## [Set task]
Search the material for the string "Maps" and copy each line where it occurs.

## [Recorded data]
>> begin

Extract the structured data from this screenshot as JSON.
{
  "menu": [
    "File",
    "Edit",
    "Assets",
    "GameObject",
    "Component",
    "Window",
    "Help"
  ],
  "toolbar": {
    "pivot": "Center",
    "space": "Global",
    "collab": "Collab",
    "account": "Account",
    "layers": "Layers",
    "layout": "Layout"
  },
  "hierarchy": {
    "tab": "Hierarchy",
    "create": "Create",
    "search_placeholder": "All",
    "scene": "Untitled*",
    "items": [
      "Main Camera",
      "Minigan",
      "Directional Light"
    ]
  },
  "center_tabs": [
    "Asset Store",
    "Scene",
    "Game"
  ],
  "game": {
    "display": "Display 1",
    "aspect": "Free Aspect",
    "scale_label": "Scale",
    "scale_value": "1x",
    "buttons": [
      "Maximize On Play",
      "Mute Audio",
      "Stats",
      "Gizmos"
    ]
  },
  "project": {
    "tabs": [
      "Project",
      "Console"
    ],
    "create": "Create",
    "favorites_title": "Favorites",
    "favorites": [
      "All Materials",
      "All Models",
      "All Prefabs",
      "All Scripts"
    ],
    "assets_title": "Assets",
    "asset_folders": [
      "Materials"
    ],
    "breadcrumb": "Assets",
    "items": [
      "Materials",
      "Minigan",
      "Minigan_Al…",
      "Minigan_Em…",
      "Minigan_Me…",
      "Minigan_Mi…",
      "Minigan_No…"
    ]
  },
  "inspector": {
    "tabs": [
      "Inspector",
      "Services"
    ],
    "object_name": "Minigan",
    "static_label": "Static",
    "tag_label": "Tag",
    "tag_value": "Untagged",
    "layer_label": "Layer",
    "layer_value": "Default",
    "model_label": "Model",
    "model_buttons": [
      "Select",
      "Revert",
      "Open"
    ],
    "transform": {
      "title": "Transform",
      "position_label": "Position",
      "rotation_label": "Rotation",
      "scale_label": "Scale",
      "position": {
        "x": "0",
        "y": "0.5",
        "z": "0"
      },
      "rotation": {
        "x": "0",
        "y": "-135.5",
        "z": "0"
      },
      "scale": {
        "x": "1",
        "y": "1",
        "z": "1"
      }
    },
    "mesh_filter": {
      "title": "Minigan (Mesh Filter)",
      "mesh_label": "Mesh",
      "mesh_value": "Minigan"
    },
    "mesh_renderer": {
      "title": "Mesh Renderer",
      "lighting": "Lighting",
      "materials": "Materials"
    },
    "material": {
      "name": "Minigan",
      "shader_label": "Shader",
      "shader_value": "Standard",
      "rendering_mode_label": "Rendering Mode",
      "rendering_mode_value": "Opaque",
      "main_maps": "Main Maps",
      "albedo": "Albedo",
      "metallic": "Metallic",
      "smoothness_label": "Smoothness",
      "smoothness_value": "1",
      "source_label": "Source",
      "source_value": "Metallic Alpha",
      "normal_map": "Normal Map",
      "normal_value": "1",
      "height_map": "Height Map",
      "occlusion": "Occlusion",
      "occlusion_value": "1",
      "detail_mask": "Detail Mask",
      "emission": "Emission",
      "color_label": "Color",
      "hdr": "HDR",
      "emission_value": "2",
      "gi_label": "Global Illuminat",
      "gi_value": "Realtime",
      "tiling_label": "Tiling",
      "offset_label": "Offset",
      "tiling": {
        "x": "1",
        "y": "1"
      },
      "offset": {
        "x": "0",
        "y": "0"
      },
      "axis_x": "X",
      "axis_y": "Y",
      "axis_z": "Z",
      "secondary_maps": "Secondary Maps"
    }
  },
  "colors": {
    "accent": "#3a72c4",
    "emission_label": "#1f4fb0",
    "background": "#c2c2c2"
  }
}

>> end
>> begin

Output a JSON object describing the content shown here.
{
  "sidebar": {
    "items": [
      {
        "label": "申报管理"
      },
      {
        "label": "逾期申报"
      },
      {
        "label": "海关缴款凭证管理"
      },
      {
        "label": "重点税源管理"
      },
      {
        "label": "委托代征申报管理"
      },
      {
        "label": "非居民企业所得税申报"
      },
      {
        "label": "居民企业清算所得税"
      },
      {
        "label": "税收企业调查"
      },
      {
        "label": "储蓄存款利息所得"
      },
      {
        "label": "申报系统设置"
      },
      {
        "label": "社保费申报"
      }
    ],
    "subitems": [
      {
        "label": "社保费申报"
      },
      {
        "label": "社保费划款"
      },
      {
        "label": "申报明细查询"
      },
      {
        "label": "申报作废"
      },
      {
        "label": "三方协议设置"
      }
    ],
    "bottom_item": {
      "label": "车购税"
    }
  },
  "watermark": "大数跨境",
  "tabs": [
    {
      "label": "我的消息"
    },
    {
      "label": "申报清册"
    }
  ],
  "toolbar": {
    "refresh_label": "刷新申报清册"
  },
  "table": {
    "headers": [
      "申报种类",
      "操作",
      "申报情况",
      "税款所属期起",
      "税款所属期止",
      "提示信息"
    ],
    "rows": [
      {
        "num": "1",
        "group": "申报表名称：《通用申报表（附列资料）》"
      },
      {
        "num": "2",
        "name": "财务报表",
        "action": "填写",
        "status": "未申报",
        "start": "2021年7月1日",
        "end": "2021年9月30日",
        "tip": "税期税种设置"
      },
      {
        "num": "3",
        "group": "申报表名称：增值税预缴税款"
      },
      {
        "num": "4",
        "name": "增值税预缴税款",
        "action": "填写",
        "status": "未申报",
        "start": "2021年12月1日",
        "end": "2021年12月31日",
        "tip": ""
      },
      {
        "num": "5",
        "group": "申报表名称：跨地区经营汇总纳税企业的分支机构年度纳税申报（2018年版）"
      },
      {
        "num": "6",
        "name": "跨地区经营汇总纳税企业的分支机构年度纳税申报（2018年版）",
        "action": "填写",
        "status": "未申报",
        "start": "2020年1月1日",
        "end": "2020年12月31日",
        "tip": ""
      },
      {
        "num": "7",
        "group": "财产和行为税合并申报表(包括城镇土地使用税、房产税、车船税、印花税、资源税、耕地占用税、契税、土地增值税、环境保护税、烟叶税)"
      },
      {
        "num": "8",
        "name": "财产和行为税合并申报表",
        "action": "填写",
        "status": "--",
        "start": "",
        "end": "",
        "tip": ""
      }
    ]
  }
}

>> end

## [Result of the exercise]
      "main_maps": "Main Maps",
      "secondary_maps": "Secondary Maps"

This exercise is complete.